WORK TO DO: Please restate the following records word for word.

::::::::

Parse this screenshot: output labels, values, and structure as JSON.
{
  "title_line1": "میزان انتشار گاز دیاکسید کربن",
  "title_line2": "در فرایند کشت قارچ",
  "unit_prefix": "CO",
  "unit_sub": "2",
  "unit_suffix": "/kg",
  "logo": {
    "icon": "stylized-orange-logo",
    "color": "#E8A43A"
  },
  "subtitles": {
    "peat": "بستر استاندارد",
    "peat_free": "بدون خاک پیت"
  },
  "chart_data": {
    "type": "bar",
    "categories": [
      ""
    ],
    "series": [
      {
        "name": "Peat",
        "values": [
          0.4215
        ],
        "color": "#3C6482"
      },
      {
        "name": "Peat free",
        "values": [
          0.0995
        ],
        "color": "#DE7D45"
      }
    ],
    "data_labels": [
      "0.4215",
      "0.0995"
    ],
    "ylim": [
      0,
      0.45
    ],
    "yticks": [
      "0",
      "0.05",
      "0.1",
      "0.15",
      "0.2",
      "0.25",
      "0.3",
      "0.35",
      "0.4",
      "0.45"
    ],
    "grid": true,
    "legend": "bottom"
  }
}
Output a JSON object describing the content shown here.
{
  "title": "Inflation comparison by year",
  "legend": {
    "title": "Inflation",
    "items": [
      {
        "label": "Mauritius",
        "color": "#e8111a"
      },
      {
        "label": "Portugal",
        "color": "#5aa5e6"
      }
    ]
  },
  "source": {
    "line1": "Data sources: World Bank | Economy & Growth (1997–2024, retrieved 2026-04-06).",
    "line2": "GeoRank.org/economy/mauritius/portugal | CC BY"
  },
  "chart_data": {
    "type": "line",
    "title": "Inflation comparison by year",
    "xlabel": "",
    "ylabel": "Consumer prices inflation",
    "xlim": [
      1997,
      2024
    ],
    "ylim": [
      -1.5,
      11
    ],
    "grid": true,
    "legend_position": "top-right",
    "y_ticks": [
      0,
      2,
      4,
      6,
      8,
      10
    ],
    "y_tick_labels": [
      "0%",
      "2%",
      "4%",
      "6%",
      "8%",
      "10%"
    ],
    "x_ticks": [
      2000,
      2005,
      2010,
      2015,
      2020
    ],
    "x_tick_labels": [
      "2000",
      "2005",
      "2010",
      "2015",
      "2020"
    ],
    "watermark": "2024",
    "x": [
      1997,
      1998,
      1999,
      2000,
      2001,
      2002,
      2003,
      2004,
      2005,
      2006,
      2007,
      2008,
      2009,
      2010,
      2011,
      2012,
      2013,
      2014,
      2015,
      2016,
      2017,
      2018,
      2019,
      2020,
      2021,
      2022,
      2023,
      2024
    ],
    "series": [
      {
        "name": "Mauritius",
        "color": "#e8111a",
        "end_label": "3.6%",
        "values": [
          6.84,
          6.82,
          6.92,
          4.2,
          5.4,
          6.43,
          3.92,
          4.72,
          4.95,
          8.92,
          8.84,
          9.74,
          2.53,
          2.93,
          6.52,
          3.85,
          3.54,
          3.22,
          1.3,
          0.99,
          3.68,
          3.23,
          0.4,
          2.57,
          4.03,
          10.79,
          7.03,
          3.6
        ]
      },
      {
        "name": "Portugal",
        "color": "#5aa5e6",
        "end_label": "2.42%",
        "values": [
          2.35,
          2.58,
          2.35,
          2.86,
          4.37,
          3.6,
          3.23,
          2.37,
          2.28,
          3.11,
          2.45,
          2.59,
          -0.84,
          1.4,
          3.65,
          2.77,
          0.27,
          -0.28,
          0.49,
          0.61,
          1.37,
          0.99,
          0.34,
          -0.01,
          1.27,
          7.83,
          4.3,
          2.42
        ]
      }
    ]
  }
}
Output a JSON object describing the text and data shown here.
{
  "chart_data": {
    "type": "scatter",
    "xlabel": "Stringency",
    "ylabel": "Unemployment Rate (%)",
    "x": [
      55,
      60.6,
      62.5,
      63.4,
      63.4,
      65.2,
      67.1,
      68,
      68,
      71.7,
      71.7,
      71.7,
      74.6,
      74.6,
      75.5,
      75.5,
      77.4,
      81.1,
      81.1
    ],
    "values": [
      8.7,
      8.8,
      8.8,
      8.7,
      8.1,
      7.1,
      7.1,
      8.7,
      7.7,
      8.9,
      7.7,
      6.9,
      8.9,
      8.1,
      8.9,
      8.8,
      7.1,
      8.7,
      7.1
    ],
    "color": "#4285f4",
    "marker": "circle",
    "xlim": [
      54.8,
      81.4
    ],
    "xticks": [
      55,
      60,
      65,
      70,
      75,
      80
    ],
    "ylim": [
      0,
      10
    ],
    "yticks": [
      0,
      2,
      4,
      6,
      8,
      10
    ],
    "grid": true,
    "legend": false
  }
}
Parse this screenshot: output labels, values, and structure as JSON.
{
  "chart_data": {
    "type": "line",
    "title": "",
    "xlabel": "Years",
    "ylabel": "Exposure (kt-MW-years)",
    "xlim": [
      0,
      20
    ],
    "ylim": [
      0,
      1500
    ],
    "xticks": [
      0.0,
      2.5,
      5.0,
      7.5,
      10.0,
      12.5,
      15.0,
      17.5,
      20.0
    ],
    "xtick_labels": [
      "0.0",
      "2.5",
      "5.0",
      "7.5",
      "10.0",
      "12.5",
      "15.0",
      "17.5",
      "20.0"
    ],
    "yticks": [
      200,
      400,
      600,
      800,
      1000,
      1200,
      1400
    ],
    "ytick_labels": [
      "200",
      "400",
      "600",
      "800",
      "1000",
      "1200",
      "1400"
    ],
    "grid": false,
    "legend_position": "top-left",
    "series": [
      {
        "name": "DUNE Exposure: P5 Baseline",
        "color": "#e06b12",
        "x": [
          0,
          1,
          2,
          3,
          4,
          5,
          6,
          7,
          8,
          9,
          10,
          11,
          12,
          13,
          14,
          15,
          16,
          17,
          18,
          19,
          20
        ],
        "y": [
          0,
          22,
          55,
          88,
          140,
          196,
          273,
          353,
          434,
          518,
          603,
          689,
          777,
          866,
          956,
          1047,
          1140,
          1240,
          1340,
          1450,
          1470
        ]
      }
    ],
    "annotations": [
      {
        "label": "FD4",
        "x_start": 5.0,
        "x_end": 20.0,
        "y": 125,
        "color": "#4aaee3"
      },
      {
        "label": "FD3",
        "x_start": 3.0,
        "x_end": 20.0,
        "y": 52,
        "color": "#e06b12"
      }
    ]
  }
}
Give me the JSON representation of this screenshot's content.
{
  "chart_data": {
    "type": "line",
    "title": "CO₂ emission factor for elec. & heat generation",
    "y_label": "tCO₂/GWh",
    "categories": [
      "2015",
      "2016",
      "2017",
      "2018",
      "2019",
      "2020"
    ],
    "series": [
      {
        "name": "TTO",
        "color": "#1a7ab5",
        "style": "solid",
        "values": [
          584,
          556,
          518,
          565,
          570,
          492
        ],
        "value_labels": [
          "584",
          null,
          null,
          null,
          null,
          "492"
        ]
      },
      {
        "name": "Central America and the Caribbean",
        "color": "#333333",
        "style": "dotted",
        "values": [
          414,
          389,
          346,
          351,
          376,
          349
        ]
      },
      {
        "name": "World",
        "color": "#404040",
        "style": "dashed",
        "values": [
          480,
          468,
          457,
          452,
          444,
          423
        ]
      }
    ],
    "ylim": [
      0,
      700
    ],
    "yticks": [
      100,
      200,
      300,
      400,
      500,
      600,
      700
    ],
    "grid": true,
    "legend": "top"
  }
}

::::::::

SOLUTION:
Parse this screenshot: output labels, values, and structure as JSON.
{
  "title_line1": "میزان انتشار گاز دیاکسید کربن",
  "title_line2": "در فرایند کشت قارچ",
  "unit_prefix": "CO",
  "unit_sub": "2",
  "unit_suffix": "/kg",
  "logo": {
    "icon": "stylized-orange-logo",
    "color": "#E8A43A"
  },
  "subtitles": {
    "peat": "بستر استاندارد",
    "peat_free": "بدون خاک پیت"
  },
  "chart_data": {
    "type": "bar",
    "categories": [
      ""
    ],
    "series": [
      {
        "name": "Peat",
        "values": [
          0.4215
        ],
        "color": "#3C6482"
      },
      {
        "name": "Peat free",
        "values": [
          0.0995
        ],
        "color": "#DE7D45"
      }
    ],
    "data_labels": [
      "0.4215",
      "0.0995"
    ],
    "ylim": [
      0,
      0.45
    ],
    "yticks": [
      "0",
      "0.05",
      "0.1",
      "0.15",
      "0.2",
      "0.25",
      "0.3",
      "0.35",
      "0.4",
      "0.45"
    ],
    "grid": true,
    "legend": "bottom"
  }
}
Output a JSON object describing the content shown here.
{
  "title": "Inflation comparison by year",
  "legend": {
    "title": "Inflation",
    "items": [
      {
        "label": "Mauritius",
        "color": "#e8111a"
      },
      {
        "label": "Portugal",
        "color": "#5aa5e6"
      }
    ]
  },
  "source": {
    "line1": "Data sources: World Bank | Economy & Growth (1997–2024, retrieved 2026-04-06).",
    "line2": "GeoRank.org/economy/mauritius/portugal | CC BY"
  },
  "chart_data": {
    "type": "line",
    "title": "Inflation comparison by year",
    "xlabel": "",
    "ylabel": "Consumer prices inflation",
    "xlim": [
      1997,
      2024
    ],
    "ylim": [
      -1.5,
      11
    ],
    "grid": true,
    "legend_position": "top-right",
    "y_ticks": [
      0,
      2,
      4,
      6,
      8,
      10
    ],
    "y_tick_labels": [
      "0%",
      "2%",
      "4%",
      "6%",
      "8%",
      "10%"
    ],
    "x_ticks": [
      2000,
      2005,
      2010,
      2015,
      2020
    ],
    "x_tick_labels": [
      "2000",
      "2005",
      "2010",
      "2015",
      "2020"
    ],
    "watermark": "2024",
    "x": [
      1997,
      1998,
      1999,
      2000,
      2001,
      2002,
      2003,
      2004,
      2005,
      2006,
      2007,
      2008,
      2009,
      2010,
      2011,
      2012,
      2013,
      2014,
      2015,
      2016,
      2017,
      2018,
      2019,
      2020,
      2021,
      2022,
      2023,
      2024
    ],
    "series": [
      {
        "name": "Mauritius",
        "color": "#e8111a",
        "end_label": "3.6%",
        "values": [
          6.84,
          6.82,
          6.92,
          4.2,
          5.4,
          6.43,
          3.92,
          4.72,
          4.95,
          8.92,
          8.84,
          9.74,
          2.53,
          2.93,
          6.52,
          3.85,
          3.54,
          3.22,
          1.3,
          0.99,
          3.68,
          3.23,
          0.4,
          2.57,
          4.03,
          10.79,
          7.03,
          3.6
        ]
      },
      {
        "name": "Portugal",
        "color": "#5aa5e6",
        "end_label": "2.42%",
        "values": [
          2.35,
          2.58,
          2.35,
          2.86,
          4.37,
          3.6,
          3.23,
          2.37,
          2.28,
          3.11,
          2.45,
          2.59,
          -0.84,
          1.4,
          3.65,
          2.77,
          0.27,
          -0.28,
          0.49,
          0.61,
          1.37,
          0.99,
          0.34,
          -0.01,
          1.27,
          7.83,
          4.3,
          2.42
        ]
      }
    ]
  }
}
Output a JSON object describing the text and data shown here.
{
  "chart_data": {
    "type": "scatter",
    "xlabel": "Stringency",
    "ylabel": "Unemployment Rate (%)",
    "x": [
      55,
      60.6,
      62.5,
      63.4,
      63.4,
      65.2,
      67.1,
      68,
      68,
      71.7,
      71.7,
      71.7,
      74.6,
      74.6,
      75.5,
      75.5,
      77.4,
      81.1,
      81.1
    ],
    "values": [
      8.7,
      8.8,
      8.8,
      8.7,
      8.1,
      7.1,
      7.1,
      8.7,
      7.7,
      8.9,
      7.7,
      6.9,
      8.9,
      8.1,
      8.9,
      8.8,
      7.1,
      8.7,
      7.1
    ],
    "color": "#4285f4",
    "marker": "circle",
    "xlim": [
      54.8,
      81.4
    ],
    "xticks": [
      55,
      60,
      65,
      70,
      75,
      80
    ],
    "ylim": [
      0,
      10
    ],
    "yticks": [
      0,
      2,
      4,
      6,
      8,
      10
    ],
    "grid": true,
    "legend": false
  }
}
Parse this screenshot: output labels, values, and structure as JSON.
{
  "chart_data": {
    "type": "line",
    "title": "",
    "xlabel": "Years",
    "ylabel": "Exposure (kt-MW-years)",
    "xlim": [
      0,
      20
    ],
    "ylim": [
      0,
      1500
    ],
    "xticks": [
      0.0,
      2.5,
      5.0,
      7.5,
      10.0,
      12.5,
      15.0,
      17.5,
      20.0
    ],
    "xtick_labels": [
      "0.0",
      "2.5",
      "5.0",
      "7.5",
      "10.0",
      "12.5",
      "15.0",
      "17.5",
      "20.0"
    ],
    "yticks": [
      200,
      400,
      600,
      800,
      1000,
      1200,
      1400
    ],
    "ytick_labels": [
      "200",
      "400",
      "600",
      "800",
      "1000",
      "1200",
      "1400"
    ],
    "grid": false,
    "legend_position": "top-left",
    "series": [
      {
        "name": "DUNE Exposure: P5 Baseline",
        "color": "#e06b12",
        "x": [
          0,
          1,
          2,
          3,
          4,
          5,
          6,
          7,
          8,
          9,
          10,
          11,
          12,
          13,
          14,
          15,
          16,
          17,
          18,
          19,
          20
        ],
        "y": [
          0,
          22,
          55,
          88,
          140,
          196,
          273,
          353,
          434,
          518,
          603,
          689,
          777,
          866,
          956,
          1047,
          1140,
          1240,
          1340,
          1450,
          1470
        ]
      }
    ],
    "annotations": [
      {
        "label": "FD4",
        "x_start": 5.0,
        "x_end": 20.0,
        "y": 125,
        "color": "#4aaee3"
      },
      {
        "label": "FD3",
        "x_start": 3.0,
        "x_end": 20.0,
        "y": 52,
        "color": "#e06b12"
      }
    ]
  }
}
Give me the JSON representation of this screenshot's content.
{
  "chart_data": {
    "type": "line",
    "title": "CO₂ emission factor for elec. & heat generation",
    "y_label": "tCO₂/GWh",
    "categories": [
      "2015",
      "2016",
      "2017",
      "2018",
      "2019",
      "2020"
    ],
    "series": [
      {
        "name": "TTO",
        "color": "#1a7ab5",
        "style": "solid",
        "values": [
          584,
          556,
          518,
          565,
          570,
          492
        ],
        "value_labels": [
          "584",
          null,
          null,
          null,
          null,
          "492"
        ]
      },
      {
        "name": "Central America and the Caribbean",
        "color": "#333333",
        "style": "dotted",
        "values": [
          414,
          389,
          346,
          351,
          376,
          349
        ]
      },
      {
        "name": "World",
        "color": "#404040",
        "style": "dashed",
        "values": [
          480,
          468,
          457,
          452,
          444,
          423
        ]
      }
    ],
    "ylim": [
      0,
      700
    ],
    "yticks": [
      100,
      200,
      300,
      400,
      500,
      600,
      700
    ],
    "grid": true,
    "legend": "top"
  }
}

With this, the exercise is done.